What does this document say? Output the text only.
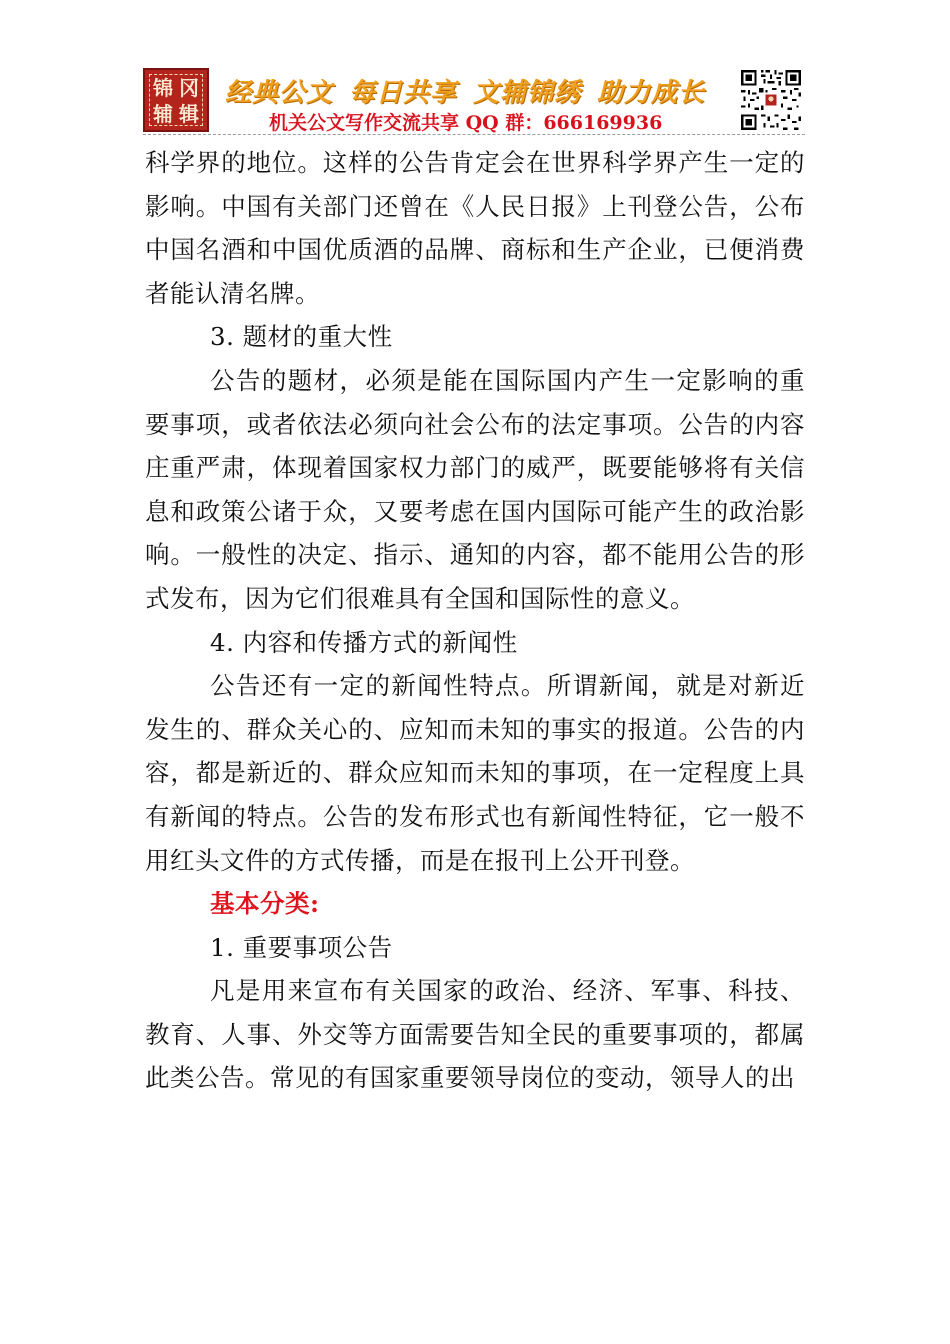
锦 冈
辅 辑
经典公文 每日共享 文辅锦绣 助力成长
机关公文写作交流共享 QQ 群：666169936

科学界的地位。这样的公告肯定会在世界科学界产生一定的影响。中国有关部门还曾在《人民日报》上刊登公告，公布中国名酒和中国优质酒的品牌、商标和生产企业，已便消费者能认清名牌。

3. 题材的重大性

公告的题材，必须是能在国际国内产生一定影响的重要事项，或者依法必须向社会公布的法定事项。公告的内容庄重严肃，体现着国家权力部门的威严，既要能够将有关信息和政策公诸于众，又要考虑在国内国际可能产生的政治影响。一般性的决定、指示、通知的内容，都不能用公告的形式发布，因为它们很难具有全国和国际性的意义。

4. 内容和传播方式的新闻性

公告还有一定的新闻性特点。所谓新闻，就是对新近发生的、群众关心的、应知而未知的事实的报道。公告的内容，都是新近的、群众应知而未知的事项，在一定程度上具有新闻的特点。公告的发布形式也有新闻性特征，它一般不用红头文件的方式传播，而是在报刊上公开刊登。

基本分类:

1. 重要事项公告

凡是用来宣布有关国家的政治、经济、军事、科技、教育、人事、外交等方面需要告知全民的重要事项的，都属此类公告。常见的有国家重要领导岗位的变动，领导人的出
==
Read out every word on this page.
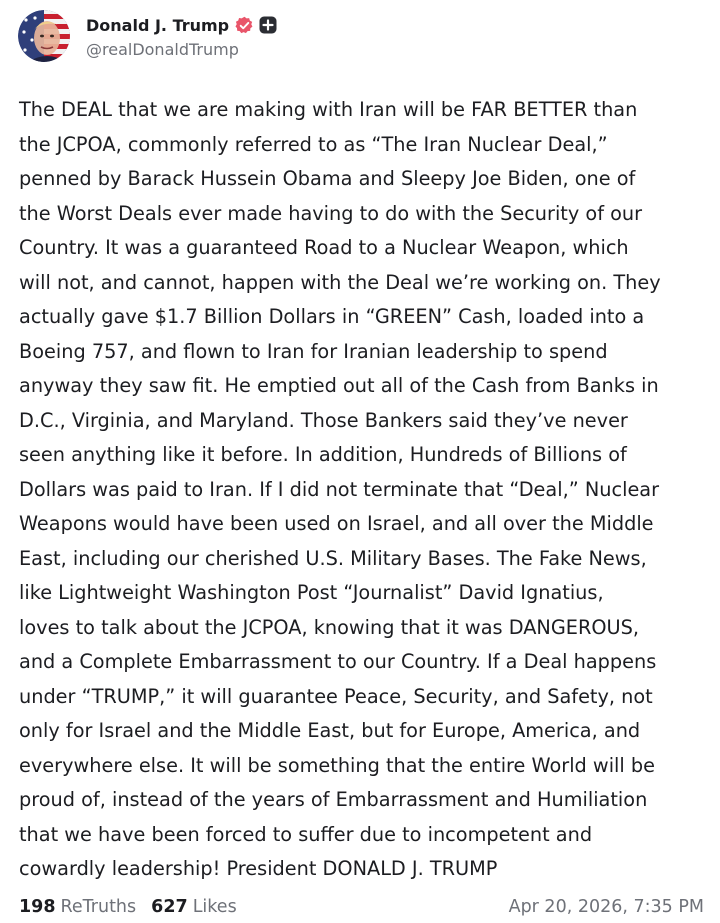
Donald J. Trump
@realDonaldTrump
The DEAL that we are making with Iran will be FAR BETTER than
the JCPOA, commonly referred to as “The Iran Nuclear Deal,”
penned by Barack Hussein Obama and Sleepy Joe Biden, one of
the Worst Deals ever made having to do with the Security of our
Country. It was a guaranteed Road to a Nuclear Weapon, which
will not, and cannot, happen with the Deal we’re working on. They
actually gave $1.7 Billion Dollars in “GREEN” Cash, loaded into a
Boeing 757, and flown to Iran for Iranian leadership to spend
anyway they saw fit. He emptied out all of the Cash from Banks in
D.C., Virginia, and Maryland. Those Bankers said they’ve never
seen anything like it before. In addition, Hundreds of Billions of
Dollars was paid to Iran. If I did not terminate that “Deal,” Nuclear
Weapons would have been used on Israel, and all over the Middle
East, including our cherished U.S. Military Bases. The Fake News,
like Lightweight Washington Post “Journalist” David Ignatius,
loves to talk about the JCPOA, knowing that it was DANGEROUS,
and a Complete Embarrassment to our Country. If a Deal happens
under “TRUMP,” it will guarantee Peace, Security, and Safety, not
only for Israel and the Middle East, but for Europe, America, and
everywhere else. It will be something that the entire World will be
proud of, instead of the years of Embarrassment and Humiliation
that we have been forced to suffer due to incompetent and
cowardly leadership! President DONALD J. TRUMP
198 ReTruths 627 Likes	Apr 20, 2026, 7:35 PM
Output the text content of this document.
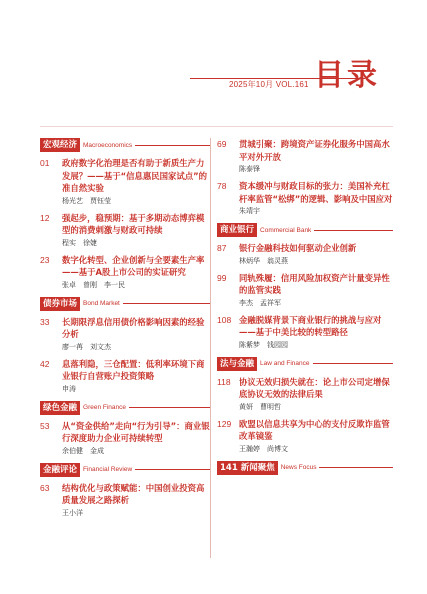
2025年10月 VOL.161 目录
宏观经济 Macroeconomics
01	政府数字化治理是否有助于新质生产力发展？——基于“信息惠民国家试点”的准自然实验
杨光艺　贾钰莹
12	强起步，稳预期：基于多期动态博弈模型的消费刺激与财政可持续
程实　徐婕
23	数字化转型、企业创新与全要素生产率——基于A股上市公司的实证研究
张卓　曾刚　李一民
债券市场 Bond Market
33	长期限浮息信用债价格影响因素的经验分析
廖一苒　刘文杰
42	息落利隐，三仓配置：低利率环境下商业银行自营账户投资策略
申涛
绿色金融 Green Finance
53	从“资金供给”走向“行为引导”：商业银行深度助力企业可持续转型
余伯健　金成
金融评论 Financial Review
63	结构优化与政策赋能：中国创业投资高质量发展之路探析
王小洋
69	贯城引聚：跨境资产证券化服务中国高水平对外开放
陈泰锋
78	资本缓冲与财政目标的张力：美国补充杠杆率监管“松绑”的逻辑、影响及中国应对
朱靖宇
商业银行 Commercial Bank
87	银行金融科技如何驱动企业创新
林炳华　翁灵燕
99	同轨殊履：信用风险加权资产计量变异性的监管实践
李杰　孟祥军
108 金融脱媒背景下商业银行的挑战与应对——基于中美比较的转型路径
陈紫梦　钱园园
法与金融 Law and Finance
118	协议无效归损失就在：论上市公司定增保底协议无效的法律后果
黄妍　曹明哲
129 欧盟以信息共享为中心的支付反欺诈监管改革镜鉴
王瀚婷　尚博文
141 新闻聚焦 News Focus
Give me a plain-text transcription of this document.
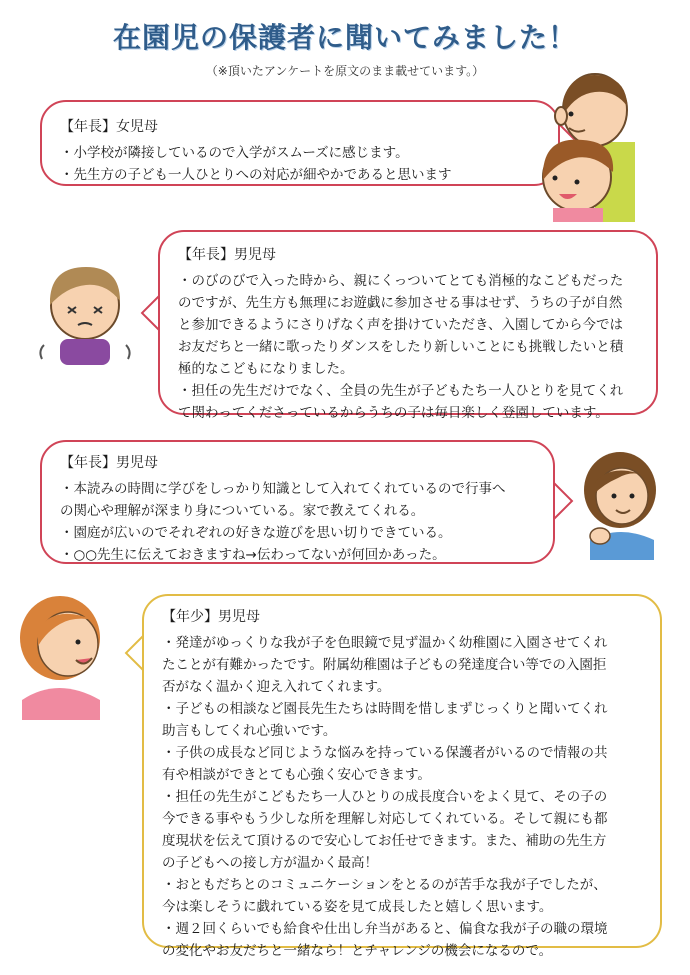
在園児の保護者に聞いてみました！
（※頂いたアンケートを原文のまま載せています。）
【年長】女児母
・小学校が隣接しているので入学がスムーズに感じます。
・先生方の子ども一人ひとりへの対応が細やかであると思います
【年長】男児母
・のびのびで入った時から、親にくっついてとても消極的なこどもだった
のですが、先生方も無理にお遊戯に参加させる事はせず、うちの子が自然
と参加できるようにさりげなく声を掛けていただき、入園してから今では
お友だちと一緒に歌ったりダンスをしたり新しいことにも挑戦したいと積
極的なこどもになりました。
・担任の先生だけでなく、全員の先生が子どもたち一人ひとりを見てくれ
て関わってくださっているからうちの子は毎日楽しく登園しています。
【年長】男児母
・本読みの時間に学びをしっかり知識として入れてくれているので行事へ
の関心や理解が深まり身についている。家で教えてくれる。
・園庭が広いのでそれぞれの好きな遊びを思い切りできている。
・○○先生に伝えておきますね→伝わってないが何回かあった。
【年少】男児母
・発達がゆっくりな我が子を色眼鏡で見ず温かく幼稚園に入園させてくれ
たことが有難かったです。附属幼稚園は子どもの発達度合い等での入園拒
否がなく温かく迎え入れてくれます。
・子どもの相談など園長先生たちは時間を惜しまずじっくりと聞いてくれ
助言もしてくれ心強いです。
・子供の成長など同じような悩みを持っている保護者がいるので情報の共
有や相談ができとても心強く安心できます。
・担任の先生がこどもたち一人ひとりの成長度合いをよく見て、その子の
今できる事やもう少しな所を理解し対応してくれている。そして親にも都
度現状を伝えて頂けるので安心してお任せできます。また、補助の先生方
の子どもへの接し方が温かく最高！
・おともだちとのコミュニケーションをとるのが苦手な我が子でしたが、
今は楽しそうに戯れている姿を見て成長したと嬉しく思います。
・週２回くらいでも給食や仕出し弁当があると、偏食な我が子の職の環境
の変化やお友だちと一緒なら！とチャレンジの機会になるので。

=== CHALLENGE ===
Filter the data for the string "Country" and copy every line that has it.

=== WORKED ANSWER ===
Country. It was a guaranteed Road to a Nuclear Weapon, which
and a Complete Embarrassment to our Country. If a Deal happens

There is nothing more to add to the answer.